WHAT YOU SHOULD DO:
Determine how many lines in the entries below contain "metagenome", and output only that number.

────

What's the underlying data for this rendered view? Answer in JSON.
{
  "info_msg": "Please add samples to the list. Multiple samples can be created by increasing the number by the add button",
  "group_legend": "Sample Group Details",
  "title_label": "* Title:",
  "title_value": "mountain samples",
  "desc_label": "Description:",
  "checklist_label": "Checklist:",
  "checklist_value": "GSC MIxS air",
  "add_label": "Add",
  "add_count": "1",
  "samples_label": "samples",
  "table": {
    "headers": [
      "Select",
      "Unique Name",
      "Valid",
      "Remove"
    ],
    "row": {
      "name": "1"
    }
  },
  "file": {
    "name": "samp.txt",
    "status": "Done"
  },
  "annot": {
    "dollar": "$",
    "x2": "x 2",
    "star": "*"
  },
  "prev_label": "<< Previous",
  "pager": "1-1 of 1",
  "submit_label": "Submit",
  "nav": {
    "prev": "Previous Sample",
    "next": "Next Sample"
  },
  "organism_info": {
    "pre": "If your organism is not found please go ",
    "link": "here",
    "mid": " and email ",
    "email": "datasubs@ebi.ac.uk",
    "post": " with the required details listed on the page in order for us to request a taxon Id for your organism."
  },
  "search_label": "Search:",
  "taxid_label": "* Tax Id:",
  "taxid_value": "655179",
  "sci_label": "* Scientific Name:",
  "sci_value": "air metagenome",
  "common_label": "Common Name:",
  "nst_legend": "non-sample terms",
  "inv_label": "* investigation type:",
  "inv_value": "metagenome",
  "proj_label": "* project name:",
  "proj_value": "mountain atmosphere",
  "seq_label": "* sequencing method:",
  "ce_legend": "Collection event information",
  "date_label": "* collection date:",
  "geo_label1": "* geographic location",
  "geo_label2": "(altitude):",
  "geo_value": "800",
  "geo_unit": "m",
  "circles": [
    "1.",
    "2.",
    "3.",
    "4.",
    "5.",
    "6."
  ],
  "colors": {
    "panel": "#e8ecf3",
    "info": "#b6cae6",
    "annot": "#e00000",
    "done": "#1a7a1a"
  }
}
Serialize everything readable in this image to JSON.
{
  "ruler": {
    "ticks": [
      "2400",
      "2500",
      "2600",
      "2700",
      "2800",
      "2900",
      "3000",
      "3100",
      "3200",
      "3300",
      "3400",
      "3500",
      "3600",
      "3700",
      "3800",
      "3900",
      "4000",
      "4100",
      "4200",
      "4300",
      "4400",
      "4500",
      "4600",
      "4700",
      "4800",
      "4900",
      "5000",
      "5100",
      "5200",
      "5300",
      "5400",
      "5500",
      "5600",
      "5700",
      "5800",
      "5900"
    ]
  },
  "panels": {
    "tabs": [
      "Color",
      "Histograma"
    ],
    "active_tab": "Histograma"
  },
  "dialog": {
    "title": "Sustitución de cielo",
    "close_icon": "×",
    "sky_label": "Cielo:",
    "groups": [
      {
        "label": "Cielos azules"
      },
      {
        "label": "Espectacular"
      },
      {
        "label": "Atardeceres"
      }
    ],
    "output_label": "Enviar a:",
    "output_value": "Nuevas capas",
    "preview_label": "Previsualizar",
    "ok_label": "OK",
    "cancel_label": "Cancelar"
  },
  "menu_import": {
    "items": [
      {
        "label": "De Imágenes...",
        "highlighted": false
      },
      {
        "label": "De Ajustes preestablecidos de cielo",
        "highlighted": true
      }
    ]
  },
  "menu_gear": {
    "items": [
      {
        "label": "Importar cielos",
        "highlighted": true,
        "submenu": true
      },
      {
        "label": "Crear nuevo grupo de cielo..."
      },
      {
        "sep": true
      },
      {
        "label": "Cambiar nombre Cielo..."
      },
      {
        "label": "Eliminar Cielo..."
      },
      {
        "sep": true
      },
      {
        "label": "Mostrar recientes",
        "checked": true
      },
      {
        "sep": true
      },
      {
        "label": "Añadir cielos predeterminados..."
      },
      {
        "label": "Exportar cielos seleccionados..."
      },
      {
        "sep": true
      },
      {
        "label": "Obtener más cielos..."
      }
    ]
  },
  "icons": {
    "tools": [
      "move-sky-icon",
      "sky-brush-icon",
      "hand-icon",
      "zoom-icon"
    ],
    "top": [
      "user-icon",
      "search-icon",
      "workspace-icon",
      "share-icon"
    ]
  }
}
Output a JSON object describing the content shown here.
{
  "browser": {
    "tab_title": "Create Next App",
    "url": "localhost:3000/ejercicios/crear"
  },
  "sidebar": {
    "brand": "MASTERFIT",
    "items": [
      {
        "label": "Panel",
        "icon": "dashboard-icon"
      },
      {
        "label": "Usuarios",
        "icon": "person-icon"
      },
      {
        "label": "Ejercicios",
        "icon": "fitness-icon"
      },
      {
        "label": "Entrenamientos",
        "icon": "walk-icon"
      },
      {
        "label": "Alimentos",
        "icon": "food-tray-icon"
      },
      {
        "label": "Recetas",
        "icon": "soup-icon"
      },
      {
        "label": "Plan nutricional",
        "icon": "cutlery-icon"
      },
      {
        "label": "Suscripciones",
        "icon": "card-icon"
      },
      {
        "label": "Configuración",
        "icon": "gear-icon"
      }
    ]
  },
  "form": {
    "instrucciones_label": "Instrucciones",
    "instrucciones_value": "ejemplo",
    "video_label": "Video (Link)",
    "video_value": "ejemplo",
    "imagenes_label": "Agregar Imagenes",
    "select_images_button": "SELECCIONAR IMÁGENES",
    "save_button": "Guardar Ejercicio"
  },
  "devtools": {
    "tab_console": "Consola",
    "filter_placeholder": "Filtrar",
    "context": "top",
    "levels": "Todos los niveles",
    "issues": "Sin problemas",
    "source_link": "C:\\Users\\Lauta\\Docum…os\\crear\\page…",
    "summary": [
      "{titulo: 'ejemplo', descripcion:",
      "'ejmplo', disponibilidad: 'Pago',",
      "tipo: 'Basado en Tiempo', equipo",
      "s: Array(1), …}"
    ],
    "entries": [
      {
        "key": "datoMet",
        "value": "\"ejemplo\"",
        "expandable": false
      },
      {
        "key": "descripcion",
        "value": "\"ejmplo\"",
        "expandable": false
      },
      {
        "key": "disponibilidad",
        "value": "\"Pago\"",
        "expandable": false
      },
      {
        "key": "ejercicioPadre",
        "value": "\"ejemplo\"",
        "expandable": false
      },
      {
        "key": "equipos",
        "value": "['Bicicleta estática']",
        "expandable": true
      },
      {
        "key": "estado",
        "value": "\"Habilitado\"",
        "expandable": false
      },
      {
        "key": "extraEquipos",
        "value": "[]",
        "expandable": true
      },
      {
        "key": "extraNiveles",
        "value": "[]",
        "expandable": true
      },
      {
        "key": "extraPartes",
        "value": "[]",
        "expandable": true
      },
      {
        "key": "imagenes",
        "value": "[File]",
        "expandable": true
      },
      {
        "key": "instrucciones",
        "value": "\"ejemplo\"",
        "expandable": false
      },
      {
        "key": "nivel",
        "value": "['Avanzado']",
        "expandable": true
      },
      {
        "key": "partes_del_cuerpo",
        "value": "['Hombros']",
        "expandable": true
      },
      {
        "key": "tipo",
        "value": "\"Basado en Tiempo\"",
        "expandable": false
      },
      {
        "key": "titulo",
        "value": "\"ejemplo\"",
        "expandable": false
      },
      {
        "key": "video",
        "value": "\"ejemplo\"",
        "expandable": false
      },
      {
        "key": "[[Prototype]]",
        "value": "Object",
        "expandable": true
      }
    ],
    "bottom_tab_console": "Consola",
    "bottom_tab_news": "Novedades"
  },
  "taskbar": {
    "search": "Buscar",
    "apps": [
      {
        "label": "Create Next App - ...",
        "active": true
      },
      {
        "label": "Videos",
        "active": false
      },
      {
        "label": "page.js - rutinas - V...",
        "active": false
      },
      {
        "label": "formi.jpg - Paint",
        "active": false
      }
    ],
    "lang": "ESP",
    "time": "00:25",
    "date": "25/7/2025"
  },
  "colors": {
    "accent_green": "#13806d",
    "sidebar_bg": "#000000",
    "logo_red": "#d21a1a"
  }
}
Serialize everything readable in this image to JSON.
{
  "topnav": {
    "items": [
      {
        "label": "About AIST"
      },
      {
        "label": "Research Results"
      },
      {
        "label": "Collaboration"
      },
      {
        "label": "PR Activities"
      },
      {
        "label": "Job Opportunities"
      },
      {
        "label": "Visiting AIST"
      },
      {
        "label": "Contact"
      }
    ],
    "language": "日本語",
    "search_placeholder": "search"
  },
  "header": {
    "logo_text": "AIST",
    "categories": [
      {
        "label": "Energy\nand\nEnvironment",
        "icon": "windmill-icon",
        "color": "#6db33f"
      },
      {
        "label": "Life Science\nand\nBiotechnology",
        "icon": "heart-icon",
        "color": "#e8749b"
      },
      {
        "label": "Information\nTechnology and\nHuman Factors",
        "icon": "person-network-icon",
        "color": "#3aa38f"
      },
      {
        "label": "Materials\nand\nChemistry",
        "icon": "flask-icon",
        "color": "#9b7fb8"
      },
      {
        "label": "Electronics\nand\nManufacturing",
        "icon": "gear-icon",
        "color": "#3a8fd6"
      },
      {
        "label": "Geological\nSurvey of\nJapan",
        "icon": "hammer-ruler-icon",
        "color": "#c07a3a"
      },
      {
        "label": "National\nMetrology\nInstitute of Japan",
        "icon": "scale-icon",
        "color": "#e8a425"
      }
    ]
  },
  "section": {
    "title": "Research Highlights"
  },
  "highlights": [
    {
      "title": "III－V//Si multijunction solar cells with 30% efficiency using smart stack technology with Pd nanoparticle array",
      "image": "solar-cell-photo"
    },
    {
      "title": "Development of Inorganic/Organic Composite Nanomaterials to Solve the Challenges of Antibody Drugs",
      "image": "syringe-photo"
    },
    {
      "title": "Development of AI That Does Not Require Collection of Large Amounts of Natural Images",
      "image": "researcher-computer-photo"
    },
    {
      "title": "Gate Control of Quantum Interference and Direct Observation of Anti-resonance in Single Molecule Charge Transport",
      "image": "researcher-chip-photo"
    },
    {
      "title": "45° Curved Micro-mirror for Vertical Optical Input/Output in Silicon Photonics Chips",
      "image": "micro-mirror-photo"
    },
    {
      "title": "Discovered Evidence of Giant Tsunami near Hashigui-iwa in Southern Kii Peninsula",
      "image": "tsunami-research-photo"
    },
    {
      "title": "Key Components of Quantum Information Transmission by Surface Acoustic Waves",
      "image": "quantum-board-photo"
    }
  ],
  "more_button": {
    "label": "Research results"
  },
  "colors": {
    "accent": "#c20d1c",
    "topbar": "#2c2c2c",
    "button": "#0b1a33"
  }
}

────

RESULT:
2